**Aim**
Copy these lines with "No file chosen" changed to "No file selected" wherever it occurs, keeping everything else the same and leaving out the pictures.

**** Provided records ****

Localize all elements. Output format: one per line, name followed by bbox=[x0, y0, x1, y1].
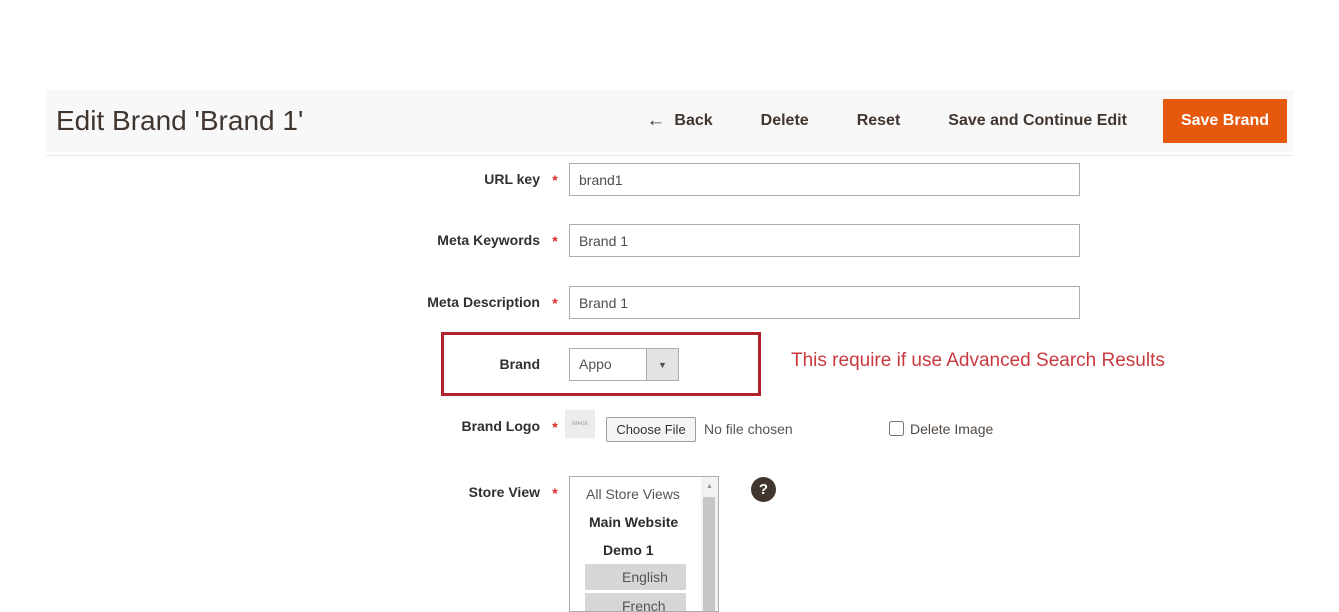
meta-keywords-input[interactable] bbox=[569, 224, 1080, 257]
store-view-option-all-store-views[interactable]: All Store Views bbox=[570, 480, 718, 508]
delete-image-checkbox[interactable] bbox=[889, 421, 904, 436]
store-view-option-french-selected[interactable]: French bbox=[585, 593, 686, 612]
store-view-scrollbar[interactable]: ▲ bbox=[701, 477, 718, 611]
store-view-multiselect[interactable]: All Store Views Main Website Demo 1 Engl… bbox=[569, 476, 719, 612]
page-title: Edit Brand 'Brand 1' bbox=[56, 105, 303, 137]
meta-description-input[interactable] bbox=[569, 286, 1080, 319]
brand-select-value: Appo bbox=[570, 349, 646, 380]
brand-annotation-text: This require if use Advanced Search Resu… bbox=[791, 350, 1165, 372]
edit-brand-page: Edit Brand 'Brand 1' ← Back Delete Reset… bbox=[0, 0, 1339, 612]
header-divider bbox=[46, 155, 1293, 156]
scroll-up-icon[interactable]: ▲ bbox=[701, 477, 718, 495]
back-button[interactable]: ← Back bbox=[646, 99, 736, 143]
help-icon[interactable]: ? bbox=[751, 477, 776, 502]
store-view-label: Store View bbox=[46, 476, 540, 509]
save-brand-button[interactable]: Save Brand bbox=[1163, 99, 1287, 143]
reset-button[interactable]: Reset bbox=[833, 99, 925, 143]
brand-logo-label: Brand Logo bbox=[46, 410, 540, 443]
store-view-option-english-selected[interactable]: English bbox=[585, 564, 686, 590]
brand-label: Brand bbox=[46, 348, 540, 381]
meta-keywords-label: Meta Keywords bbox=[46, 224, 540, 257]
choose-file-button[interactable]: Choose File bbox=[606, 417, 696, 442]
brand-select-arrow-button[interactable]: ▼ bbox=[646, 349, 678, 380]
meta-keywords-required-mark: * bbox=[548, 224, 562, 259]
brand-select[interactable]: Appo ▼ bbox=[569, 348, 679, 381]
meta-description-required-mark: * bbox=[548, 286, 562, 321]
file-status-text: No file chosen bbox=[704, 417, 793, 442]
back-button-label: Back bbox=[674, 99, 712, 143]
delete-image-label: Delete Image bbox=[910, 417, 993, 441]
back-arrow-icon: ← bbox=[646, 99, 665, 143]
delete-button[interactable]: Delete bbox=[737, 99, 833, 143]
brand-logo-required-mark: * bbox=[548, 410, 562, 445]
url-key-label: URL key bbox=[46, 163, 540, 196]
broken-image-icon: IMAGE bbox=[565, 410, 595, 438]
meta-description-label: Meta Description bbox=[46, 286, 540, 319]
store-view-option-main-website[interactable]: Main Website bbox=[570, 508, 718, 536]
header-actions: ← Back Delete Reset Save and Continue Ed… bbox=[646, 99, 1293, 143]
scrollbar-thumb[interactable] bbox=[703, 497, 715, 611]
page-header: Edit Brand 'Brand 1' ← Back Delete Reset… bbox=[46, 90, 1293, 152]
store-view-option-demo-1[interactable]: Demo 1 bbox=[570, 536, 718, 564]
chevron-down-icon: ▼ bbox=[658, 360, 667, 370]
url-key-required-mark: * bbox=[548, 163, 562, 198]
help-glyph: ? bbox=[759, 481, 768, 498]
store-view-required-mark: * bbox=[548, 476, 562, 511]
store-view-options: All Store Views Main Website Demo 1 Engl… bbox=[570, 477, 718, 612]
save-and-continue-button[interactable]: Save and Continue Edit bbox=[924, 99, 1151, 143]
url-key-input[interactable] bbox=[569, 163, 1080, 196]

****

**Correct result**
Localize all elements. Output format: one per line, name followed by bbox=[x0, y0, x1, y1].
meta-keywords-input[interactable] bbox=[569, 224, 1080, 257]
store-view-option-all-store-views[interactable]: All Store Views bbox=[570, 480, 718, 508]
delete-image-checkbox[interactable] bbox=[889, 421, 904, 436]
store-view-option-french-selected[interactable]: French bbox=[585, 593, 686, 612]
store-view-scrollbar[interactable]: ▲ bbox=[701, 477, 718, 611]
store-view-multiselect[interactable]: All Store Views Main Website Demo 1 Engl… bbox=[569, 476, 719, 612]
page-title: Edit Brand 'Brand 1' bbox=[56, 105, 303, 137]
meta-description-input[interactable] bbox=[569, 286, 1080, 319]
brand-select-value: Appo bbox=[570, 349, 646, 380]
brand-annotation-text: This require if use Advanced Search Resu… bbox=[791, 350, 1165, 372]
edit-brand-page: Edit Brand 'Brand 1' ← Back Delete Reset… bbox=[0, 0, 1339, 612]
header-divider bbox=[46, 155, 1293, 156]
scroll-up-icon[interactable]: ▲ bbox=[701, 477, 718, 495]
back-button[interactable]: ← Back bbox=[646, 99, 736, 143]
help-icon[interactable]: ? bbox=[751, 477, 776, 502]
store-view-label: Store View bbox=[46, 476, 540, 509]
save-brand-button[interactable]: Save Brand bbox=[1163, 99, 1287, 143]
reset-button[interactable]: Reset bbox=[833, 99, 925, 143]
brand-logo-label: Brand Logo bbox=[46, 410, 540, 443]
store-view-option-english-selected[interactable]: English bbox=[585, 564, 686, 590]
brand-label: Brand bbox=[46, 348, 540, 381]
meta-keywords-label: Meta Keywords bbox=[46, 224, 540, 257]
choose-file-button[interactable]: Choose File bbox=[606, 417, 696, 442]
brand-select-arrow-button[interactable]: ▼ bbox=[646, 349, 678, 380]
meta-keywords-required-mark: * bbox=[548, 224, 562, 259]
brand-select[interactable]: Appo ▼ bbox=[569, 348, 679, 381]
meta-description-required-mark: * bbox=[548, 286, 562, 321]
file-status-text: No file selected bbox=[704, 417, 793, 442]
back-button-label: Back bbox=[674, 99, 712, 143]
delete-image-label: Delete Image bbox=[910, 417, 993, 441]
back-arrow-icon: ← bbox=[646, 99, 665, 143]
delete-button[interactable]: Delete bbox=[737, 99, 833, 143]
brand-logo-required-mark: * bbox=[548, 410, 562, 445]
url-key-label: URL key bbox=[46, 163, 540, 196]
broken-image-icon: IMAGE bbox=[565, 410, 595, 438]
meta-description-label: Meta Description bbox=[46, 286, 540, 319]
store-view-option-main-website[interactable]: Main Website bbox=[570, 508, 718, 536]
header-actions: ← Back Delete Reset Save and Continue Ed… bbox=[646, 99, 1293, 143]
scrollbar-thumb[interactable] bbox=[703, 497, 715, 611]
page-header: Edit Brand 'Brand 1' ← Back Delete Reset… bbox=[46, 90, 1293, 152]
store-view-option-demo-1[interactable]: Demo 1 bbox=[570, 536, 718, 564]
chevron-down-icon: ▼ bbox=[658, 360, 667, 370]
url-key-required-mark: * bbox=[548, 163, 562, 198]
help-glyph: ? bbox=[759, 481, 768, 498]
store-view-required-mark: * bbox=[548, 476, 562, 511]
store-view-options: All Store Views Main Website Demo 1 Engl… bbox=[570, 477, 718, 612]
save-and-continue-button[interactable]: Save and Continue Edit bbox=[924, 99, 1151, 143]
url-key-input[interactable] bbox=[569, 163, 1080, 196]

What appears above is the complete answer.